In the listing below, find every line containing "Enable" and copy it out.

===== Entries provided

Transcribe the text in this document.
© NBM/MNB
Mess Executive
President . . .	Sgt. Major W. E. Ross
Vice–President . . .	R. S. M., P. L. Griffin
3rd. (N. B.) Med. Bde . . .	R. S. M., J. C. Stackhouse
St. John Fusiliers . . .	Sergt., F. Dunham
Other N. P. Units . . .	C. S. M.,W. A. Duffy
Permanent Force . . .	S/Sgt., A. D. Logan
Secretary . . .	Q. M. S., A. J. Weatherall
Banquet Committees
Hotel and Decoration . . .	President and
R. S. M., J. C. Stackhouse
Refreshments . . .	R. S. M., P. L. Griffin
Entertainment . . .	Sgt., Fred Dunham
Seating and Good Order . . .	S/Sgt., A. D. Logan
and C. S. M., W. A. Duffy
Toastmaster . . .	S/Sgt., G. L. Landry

==========
===== Entries provided

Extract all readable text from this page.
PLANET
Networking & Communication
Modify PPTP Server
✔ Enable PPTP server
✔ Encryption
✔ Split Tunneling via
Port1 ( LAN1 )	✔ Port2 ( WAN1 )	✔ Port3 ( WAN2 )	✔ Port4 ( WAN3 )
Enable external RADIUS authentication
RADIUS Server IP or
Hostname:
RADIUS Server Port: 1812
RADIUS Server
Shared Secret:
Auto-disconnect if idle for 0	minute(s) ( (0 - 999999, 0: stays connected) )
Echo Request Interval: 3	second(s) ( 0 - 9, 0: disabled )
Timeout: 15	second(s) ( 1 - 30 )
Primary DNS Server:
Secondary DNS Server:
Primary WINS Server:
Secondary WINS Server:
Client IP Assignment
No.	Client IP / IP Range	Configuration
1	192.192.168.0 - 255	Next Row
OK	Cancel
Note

==========

• **Written answer**:
✔ Enable PPTP server
Enable external RADIUS authentication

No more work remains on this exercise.